◆ WRITTEN TASK ◆
Copy each line below without leaving any out.

·····

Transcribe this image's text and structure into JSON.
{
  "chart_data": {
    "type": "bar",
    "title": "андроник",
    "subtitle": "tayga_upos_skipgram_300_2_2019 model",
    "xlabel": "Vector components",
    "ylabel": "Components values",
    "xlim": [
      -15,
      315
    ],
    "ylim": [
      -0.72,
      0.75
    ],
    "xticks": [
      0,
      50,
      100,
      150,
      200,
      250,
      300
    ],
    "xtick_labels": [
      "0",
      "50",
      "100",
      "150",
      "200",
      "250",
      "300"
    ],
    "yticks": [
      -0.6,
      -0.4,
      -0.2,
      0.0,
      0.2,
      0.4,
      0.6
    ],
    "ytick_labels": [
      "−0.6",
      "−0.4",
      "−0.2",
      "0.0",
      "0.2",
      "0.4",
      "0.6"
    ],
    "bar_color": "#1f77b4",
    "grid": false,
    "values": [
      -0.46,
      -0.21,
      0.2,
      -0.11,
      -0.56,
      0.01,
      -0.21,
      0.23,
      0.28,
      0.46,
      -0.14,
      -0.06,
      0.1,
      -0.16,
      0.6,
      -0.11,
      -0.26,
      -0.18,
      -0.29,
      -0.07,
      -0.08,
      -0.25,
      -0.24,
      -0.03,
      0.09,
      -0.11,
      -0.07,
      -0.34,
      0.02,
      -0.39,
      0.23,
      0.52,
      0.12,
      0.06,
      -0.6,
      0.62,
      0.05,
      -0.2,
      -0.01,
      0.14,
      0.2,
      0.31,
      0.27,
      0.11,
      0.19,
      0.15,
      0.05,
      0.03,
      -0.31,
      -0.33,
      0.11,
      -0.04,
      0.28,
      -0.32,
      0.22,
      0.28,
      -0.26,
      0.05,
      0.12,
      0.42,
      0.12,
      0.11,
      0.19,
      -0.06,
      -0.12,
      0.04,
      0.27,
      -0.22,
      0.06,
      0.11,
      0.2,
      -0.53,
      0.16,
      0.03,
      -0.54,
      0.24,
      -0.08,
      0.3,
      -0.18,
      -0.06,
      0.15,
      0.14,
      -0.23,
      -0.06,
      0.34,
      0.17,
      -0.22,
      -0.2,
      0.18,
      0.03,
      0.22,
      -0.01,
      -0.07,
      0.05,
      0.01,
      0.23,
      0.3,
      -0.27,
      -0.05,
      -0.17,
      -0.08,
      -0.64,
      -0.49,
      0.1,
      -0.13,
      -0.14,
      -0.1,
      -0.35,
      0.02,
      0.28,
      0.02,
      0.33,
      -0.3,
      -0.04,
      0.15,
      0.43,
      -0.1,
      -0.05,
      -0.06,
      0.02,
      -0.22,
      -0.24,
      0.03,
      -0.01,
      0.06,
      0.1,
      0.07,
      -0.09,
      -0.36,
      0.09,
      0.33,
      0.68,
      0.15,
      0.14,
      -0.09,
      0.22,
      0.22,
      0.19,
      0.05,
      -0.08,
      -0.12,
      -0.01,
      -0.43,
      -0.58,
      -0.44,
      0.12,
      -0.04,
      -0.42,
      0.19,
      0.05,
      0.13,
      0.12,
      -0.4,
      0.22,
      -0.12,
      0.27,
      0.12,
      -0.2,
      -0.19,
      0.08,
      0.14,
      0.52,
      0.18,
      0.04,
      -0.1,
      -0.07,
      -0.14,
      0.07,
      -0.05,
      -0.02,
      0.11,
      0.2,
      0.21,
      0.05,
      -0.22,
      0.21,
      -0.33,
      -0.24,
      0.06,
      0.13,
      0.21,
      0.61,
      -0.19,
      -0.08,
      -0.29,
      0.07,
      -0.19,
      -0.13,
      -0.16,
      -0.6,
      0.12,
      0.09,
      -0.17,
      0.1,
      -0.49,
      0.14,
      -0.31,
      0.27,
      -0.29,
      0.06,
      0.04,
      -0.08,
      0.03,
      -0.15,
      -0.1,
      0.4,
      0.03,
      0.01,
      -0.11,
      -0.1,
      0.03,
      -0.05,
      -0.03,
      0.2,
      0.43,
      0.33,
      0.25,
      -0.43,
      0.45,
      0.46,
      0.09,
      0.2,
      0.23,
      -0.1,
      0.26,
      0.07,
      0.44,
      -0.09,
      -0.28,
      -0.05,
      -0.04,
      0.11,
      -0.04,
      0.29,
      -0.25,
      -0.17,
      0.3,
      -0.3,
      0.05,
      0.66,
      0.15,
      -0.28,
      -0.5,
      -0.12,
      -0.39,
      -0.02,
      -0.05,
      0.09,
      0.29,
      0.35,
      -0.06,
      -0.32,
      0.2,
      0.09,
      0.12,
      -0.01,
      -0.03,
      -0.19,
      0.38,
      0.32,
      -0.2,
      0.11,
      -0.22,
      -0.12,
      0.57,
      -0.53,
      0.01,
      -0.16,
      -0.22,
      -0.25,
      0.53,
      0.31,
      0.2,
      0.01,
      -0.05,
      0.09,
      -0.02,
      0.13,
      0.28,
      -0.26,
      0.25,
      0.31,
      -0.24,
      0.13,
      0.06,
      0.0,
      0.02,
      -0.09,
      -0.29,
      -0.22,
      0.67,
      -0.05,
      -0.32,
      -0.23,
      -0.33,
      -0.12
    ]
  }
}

·····

◆ COMPLETE RESPONSE ◆
Transcribe this image's text and structure into JSON.
{
  "chart_data": {
    "type": "bar",
    "title": "андроник",
    "subtitle": "tayga_upos_skipgram_300_2_2019 model",
    "xlabel": "Vector components",
    "ylabel": "Components values",
    "xlim": [
      -15,
      315
    ],
    "ylim": [
      -0.72,
      0.75
    ],
    "xticks": [
      0,
      50,
      100,
      150,
      200,
      250,
      300
    ],
    "xtick_labels": [
      "0",
      "50",
      "100",
      "150",
      "200",
      "250",
      "300"
    ],
    "yticks": [
      -0.6,
      -0.4,
      -0.2,
      0.0,
      0.2,
      0.4,
      0.6
    ],
    "ytick_labels": [
      "−0.6",
      "−0.4",
      "−0.2",
      "0.0",
      "0.2",
      "0.4",
      "0.6"
    ],
    "bar_color": "#1f77b4",
    "grid": false,
    "values": [
      -0.46,
      -0.21,
      0.2,
      -0.11,
      -0.56,
      0.01,
      -0.21,
      0.23,
      0.28,
      0.46,
      -0.14,
      -0.06,
      0.1,
      -0.16,
      0.6,
      -0.11,
      -0.26,
      -0.18,
      -0.29,
      -0.07,
      -0.08,
      -0.25,
      -0.24,
      -0.03,
      0.09,
      -0.11,
      -0.07,
      -0.34,
      0.02,
      -0.39,
      0.23,
      0.52,
      0.12,
      0.06,
      -0.6,
      0.62,
      0.05,
      -0.2,
      -0.01,
      0.14,
      0.2,
      0.31,
      0.27,
      0.11,
      0.19,
      0.15,
      0.05,
      0.03,
      -0.31,
      -0.33,
      0.11,
      -0.04,
      0.28,
      -0.32,
      0.22,
      0.28,
      -0.26,
      0.05,
      0.12,
      0.42,
      0.12,
      0.11,
      0.19,
      -0.06,
      -0.12,
      0.04,
      0.27,
      -0.22,
      0.06,
      0.11,
      0.2,
      -0.53,
      0.16,
      0.03,
      -0.54,
      0.24,
      -0.08,
      0.3,
      -0.18,
      -0.06,
      0.15,
      0.14,
      -0.23,
      -0.06,
      0.34,
      0.17,
      -0.22,
      -0.2,
      0.18,
      0.03,
      0.22,
      -0.01,
      -0.07,
      0.05,
      0.01,
      0.23,
      0.3,
      -0.27,
      -0.05,
      -0.17,
      -0.08,
      -0.64,
      -0.49,
      0.1,
      -0.13,
      -0.14,
      -0.1,
      -0.35,
      0.02,
      0.28,
      0.02,
      0.33,
      -0.3,
      -0.04,
      0.15,
      0.43,
      -0.1,
      -0.05,
      -0.06,
      0.02,
      -0.22,
      -0.24,
      0.03,
      -0.01,
      0.06,
      0.1,
      0.07,
      -0.09,
      -0.36,
      0.09,
      0.33,
      0.68,
      0.15,
      0.14,
      -0.09,
      0.22,
      0.22,
      0.19,
      0.05,
      -0.08,
      -0.12,
      -0.01,
      -0.43,
      -0.58,
      -0.44,
      0.12,
      -0.04,
      -0.42,
      0.19,
      0.05,
      0.13,
      0.12,
      -0.4,
      0.22,
      -0.12,
      0.27,
      0.12,
      -0.2,
      -0.19,
      0.08,
      0.14,
      0.52,
      0.18,
      0.04,
      -0.1,
      -0.07,
      -0.14,
      0.07,
      -0.05,
      -0.02,
      0.11,
      0.2,
      0.21,
      0.05,
      -0.22,
      0.21,
      -0.33,
      -0.24,
      0.06,
      0.13,
      0.21,
      0.61,
      -0.19,
      -0.08,
      -0.29,
      0.07,
      -0.19,
      -0.13,
      -0.16,
      -0.6,
      0.12,
      0.09,
      -0.17,
      0.1,
      -0.49,
      0.14,
      -0.31,
      0.27,
      -0.29,
      0.06,
      0.04,
      -0.08,
      0.03,
      -0.15,
      -0.1,
      0.4,
      0.03,
      0.01,
      -0.11,
      -0.1,
      0.03,
      -0.05,
      -0.03,
      0.2,
      0.43,
      0.33,
      0.25,
      -0.43,
      0.45,
      0.46,
      0.09,
      0.2,
      0.23,
      -0.1,
      0.26,
      0.07,
      0.44,
      -0.09,
      -0.28,
      -0.05,
      -0.04,
      0.11,
      -0.04,
      0.29,
      -0.25,
      -0.17,
      0.3,
      -0.3,
      0.05,
      0.66,
      0.15,
      -0.28,
      -0.5,
      -0.12,
      -0.39,
      -0.02,
      -0.05,
      0.09,
      0.29,
      0.35,
      -0.06,
      -0.32,
      0.2,
      0.09,
      0.12,
      -0.01,
      -0.03,
      -0.19,
      0.38,
      0.32,
      -0.2,
      0.11,
      -0.22,
      -0.12,
      0.57,
      -0.53,
      0.01,
      -0.16,
      -0.22,
      -0.25,
      0.53,
      0.31,
      0.2,
      0.01,
      -0.05,
      0.09,
      -0.02,
      0.13,
      0.28,
      -0.26,
      0.25,
      0.31,
      -0.24,
      0.13,
      0.06,
      0.0,
      0.02,
      -0.09,
      -0.29,
      -0.22,
      0.67,
      -0.05,
      -0.32,
      -0.23,
      -0.33,
      -0.12
    ]
  }
}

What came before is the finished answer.